**What the task requires:** Copy each line of the records that contains the word "wire".

#### Working data ####

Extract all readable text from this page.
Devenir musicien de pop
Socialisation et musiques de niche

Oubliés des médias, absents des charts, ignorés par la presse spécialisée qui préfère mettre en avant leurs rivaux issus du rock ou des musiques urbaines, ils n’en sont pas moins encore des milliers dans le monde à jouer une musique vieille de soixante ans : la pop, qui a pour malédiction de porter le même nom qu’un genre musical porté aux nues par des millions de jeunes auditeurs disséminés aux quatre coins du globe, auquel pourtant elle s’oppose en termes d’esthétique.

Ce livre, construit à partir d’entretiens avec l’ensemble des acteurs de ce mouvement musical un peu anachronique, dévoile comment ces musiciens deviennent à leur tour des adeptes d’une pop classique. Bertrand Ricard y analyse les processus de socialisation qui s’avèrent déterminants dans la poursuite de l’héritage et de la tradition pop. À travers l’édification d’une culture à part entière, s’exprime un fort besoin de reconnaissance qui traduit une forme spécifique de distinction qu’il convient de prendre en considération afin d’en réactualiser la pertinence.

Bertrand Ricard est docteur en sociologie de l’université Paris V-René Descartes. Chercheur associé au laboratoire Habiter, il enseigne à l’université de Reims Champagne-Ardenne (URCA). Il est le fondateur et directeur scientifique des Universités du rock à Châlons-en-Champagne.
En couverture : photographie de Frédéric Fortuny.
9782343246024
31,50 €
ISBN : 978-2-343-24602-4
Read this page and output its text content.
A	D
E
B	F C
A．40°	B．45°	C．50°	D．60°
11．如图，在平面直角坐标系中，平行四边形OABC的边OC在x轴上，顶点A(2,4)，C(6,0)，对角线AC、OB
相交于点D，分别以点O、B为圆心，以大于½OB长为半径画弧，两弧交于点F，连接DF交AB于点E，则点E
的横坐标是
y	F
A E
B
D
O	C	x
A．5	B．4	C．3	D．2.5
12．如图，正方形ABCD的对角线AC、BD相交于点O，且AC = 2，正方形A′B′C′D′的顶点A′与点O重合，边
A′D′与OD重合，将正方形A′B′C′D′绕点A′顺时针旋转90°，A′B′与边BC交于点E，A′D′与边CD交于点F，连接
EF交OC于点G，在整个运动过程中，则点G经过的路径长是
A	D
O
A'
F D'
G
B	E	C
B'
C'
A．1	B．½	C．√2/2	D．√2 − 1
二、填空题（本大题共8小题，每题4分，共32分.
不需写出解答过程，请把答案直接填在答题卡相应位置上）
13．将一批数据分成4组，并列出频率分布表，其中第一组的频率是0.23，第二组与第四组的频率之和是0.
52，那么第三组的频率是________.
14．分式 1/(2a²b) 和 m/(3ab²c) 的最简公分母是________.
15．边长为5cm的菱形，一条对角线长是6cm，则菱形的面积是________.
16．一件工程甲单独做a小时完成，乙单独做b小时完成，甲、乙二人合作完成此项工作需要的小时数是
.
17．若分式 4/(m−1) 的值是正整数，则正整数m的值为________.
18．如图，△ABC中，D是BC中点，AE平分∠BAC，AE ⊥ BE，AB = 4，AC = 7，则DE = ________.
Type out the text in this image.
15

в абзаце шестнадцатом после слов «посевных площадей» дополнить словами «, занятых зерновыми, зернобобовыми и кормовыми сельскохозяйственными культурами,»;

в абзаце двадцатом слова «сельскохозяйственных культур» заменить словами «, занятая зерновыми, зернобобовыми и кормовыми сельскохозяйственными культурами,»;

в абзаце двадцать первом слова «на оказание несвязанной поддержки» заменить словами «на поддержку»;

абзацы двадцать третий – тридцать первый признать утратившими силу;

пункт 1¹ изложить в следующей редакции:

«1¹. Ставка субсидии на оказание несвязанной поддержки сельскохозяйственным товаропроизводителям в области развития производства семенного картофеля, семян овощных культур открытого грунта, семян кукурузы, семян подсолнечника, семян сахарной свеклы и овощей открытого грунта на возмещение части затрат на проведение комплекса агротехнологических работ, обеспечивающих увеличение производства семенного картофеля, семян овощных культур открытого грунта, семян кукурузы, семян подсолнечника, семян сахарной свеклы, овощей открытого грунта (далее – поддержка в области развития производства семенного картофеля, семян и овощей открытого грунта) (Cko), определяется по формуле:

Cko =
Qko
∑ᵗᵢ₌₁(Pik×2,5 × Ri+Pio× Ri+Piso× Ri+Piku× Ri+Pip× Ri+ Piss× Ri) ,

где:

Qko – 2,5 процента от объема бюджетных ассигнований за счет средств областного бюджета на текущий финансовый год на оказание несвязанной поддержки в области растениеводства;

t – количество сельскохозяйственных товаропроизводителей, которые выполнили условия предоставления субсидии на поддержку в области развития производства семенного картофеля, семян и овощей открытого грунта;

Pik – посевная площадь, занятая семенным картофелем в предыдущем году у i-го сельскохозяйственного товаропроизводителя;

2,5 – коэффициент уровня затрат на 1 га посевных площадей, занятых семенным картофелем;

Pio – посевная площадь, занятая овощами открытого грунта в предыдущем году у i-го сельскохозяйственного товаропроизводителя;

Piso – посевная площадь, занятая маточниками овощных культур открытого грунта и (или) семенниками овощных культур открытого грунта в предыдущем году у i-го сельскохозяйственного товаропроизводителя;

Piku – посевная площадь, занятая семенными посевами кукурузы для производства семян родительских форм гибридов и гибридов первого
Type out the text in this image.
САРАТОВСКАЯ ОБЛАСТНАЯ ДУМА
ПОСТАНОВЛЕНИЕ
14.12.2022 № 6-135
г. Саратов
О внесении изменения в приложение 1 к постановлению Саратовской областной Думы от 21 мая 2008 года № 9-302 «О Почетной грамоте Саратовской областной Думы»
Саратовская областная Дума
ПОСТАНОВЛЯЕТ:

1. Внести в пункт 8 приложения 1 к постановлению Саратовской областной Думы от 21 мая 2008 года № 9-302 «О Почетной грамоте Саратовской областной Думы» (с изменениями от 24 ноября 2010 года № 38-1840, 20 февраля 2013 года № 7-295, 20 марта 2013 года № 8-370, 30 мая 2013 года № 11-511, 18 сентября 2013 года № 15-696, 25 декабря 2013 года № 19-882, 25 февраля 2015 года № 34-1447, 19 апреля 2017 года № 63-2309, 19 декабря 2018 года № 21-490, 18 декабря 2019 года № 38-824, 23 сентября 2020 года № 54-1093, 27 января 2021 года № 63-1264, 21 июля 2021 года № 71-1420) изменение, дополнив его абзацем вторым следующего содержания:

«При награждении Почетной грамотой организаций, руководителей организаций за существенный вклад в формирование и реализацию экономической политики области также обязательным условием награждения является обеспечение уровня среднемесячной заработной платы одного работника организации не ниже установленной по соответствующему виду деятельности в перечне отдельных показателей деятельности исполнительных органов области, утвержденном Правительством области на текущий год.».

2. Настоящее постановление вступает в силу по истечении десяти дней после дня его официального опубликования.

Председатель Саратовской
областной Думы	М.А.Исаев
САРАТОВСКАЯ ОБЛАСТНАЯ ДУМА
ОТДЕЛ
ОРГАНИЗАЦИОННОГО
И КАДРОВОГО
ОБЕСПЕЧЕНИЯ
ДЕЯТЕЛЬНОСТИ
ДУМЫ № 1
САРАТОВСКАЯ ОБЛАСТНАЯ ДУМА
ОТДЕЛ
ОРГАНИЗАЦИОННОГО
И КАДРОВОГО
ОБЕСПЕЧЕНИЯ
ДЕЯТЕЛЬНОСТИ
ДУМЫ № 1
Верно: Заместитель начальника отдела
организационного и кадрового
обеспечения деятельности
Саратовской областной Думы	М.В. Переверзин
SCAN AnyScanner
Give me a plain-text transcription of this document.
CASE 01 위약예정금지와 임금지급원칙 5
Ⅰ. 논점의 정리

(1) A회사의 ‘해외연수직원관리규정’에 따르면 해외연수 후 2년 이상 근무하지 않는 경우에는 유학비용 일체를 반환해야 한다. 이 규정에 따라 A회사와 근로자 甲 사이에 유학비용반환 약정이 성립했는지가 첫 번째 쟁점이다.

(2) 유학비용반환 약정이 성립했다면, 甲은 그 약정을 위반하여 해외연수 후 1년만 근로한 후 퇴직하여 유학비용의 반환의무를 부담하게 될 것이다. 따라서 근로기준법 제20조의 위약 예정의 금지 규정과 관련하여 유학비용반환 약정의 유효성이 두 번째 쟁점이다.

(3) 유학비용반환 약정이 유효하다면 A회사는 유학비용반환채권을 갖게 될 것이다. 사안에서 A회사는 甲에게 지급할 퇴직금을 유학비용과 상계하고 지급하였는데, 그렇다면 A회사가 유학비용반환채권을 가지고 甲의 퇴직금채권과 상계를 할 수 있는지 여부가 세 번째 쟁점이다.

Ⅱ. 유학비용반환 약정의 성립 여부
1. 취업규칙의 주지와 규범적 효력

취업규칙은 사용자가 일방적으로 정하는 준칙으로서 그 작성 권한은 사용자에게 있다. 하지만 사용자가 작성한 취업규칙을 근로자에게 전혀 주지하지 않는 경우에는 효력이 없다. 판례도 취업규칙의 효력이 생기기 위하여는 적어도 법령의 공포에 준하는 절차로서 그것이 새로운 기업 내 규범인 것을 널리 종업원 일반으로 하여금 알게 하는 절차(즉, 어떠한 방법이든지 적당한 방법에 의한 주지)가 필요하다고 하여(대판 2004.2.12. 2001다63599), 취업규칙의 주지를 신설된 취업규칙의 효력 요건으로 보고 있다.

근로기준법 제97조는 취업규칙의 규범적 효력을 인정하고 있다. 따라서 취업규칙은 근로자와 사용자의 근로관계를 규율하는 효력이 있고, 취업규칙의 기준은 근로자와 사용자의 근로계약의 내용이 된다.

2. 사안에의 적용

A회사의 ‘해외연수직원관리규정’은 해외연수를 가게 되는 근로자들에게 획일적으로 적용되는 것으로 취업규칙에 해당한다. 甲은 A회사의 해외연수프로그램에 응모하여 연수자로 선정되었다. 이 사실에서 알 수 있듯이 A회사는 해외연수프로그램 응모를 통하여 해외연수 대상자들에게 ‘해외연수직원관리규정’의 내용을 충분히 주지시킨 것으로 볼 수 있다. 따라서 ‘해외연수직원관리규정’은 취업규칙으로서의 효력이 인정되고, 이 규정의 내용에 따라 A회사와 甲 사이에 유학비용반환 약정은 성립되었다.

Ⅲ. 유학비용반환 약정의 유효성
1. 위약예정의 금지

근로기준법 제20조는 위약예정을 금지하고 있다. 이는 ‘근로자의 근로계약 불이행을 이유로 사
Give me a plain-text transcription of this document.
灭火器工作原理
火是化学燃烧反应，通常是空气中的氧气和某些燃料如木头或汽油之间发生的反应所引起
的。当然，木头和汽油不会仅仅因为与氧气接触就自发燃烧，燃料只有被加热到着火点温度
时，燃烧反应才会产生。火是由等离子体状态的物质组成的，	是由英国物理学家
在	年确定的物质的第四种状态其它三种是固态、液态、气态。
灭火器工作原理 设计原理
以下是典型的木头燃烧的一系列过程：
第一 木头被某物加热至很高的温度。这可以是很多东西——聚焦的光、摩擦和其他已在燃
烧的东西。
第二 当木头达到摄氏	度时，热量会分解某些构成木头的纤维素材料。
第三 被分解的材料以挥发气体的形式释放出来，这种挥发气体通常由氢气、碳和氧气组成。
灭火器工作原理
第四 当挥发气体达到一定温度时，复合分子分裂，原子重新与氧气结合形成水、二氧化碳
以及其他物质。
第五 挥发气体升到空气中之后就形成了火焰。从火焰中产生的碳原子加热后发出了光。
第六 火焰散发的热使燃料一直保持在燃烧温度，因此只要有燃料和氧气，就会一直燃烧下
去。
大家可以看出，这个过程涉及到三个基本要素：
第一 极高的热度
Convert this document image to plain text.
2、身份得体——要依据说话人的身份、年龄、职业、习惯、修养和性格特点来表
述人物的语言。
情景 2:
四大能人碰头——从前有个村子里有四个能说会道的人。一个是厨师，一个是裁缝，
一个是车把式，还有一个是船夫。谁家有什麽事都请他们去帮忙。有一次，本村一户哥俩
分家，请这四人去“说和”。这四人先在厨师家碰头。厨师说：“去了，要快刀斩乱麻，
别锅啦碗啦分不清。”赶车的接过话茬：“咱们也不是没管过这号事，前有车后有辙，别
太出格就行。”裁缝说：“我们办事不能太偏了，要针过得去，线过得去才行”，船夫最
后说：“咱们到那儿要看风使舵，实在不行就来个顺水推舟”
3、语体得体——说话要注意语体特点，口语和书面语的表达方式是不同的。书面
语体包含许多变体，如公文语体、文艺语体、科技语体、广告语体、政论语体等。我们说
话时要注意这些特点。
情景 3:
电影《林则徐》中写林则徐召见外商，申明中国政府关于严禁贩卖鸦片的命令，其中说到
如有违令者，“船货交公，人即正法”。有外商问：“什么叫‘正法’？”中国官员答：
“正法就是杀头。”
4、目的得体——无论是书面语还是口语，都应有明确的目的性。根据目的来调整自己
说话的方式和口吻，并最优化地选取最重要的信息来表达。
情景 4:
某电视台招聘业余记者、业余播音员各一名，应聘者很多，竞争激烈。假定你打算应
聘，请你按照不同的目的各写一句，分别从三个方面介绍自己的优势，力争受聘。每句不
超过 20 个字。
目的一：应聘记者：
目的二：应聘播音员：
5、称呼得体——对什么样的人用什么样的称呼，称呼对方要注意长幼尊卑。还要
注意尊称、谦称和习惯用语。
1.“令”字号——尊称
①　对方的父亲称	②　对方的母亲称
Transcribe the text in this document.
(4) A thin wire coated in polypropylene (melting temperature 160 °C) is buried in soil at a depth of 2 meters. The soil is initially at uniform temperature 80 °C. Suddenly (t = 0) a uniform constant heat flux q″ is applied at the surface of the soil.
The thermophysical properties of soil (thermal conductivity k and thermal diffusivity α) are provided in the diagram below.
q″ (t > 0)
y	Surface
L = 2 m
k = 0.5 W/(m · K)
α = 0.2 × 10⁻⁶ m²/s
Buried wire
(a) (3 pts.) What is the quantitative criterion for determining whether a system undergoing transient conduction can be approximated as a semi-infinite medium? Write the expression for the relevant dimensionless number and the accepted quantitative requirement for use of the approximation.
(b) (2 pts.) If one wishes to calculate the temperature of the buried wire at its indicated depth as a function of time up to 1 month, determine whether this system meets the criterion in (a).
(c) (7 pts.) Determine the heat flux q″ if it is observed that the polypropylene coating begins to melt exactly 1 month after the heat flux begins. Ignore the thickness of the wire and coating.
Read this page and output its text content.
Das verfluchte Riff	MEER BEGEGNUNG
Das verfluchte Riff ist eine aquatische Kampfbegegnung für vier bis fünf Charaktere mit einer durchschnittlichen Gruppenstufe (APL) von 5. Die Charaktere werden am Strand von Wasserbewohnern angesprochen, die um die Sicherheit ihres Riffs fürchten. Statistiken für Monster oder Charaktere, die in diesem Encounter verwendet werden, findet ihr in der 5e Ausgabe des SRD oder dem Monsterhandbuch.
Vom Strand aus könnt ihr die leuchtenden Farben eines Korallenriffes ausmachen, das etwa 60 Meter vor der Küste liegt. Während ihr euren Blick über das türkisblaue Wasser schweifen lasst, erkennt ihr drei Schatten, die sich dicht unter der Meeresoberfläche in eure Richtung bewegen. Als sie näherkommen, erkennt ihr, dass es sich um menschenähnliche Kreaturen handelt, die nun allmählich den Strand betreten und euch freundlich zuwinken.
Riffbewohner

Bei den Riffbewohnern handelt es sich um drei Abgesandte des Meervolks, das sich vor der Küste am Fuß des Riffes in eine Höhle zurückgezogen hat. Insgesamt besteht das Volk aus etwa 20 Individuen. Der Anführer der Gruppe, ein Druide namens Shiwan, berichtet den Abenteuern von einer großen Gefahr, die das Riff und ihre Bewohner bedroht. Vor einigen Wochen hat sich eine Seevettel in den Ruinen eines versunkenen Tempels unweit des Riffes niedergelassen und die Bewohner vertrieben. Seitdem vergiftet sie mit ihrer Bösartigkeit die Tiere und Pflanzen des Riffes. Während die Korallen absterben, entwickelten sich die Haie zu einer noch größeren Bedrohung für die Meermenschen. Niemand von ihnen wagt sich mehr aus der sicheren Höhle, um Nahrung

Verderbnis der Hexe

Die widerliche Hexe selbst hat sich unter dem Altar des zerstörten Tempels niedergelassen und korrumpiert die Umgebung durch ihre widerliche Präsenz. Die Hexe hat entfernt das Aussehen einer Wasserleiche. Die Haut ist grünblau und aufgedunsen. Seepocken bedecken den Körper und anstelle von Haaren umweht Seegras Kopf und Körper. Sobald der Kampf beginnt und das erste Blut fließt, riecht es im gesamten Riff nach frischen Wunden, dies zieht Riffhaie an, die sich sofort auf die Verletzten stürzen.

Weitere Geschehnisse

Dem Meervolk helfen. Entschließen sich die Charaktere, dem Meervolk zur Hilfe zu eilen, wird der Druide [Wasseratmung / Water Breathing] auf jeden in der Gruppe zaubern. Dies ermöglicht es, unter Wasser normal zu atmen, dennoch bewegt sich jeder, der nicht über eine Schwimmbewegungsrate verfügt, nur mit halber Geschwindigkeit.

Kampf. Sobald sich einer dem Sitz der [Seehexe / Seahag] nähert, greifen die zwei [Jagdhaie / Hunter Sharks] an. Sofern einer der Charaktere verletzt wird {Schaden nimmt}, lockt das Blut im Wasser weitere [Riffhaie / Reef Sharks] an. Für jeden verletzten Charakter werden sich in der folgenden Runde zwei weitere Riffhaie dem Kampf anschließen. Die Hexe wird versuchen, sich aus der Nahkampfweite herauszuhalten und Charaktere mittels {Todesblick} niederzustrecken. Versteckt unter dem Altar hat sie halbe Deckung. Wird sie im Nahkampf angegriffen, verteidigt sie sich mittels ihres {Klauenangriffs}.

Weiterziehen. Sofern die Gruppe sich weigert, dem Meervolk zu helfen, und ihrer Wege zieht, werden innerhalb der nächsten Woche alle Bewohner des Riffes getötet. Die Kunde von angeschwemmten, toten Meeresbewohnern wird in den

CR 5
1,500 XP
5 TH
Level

####

**Response:**
(4) A thin wire coated in polypropylene (melting temperature 160 °C) is buried in soil at a depth of 2 meters. The soil is initially at uniform temperature 80 °C. Suddenly (t = 0) a uniform constant heat flux q″ is applied at the surface of the soil.
Buried wire
(b) (2 pts.) If one wishes to calculate the temperature of the buried wire at its indicated depth as a function of time up to 1 month, determine whether this system meets the criterion in (a).
(c) (7 pts.) Determine the heat flux q″ if it is observed that the polypropylene coating begins to melt exactly 1 month after the heat flux begins. Ignore the thickness of the wire and coating.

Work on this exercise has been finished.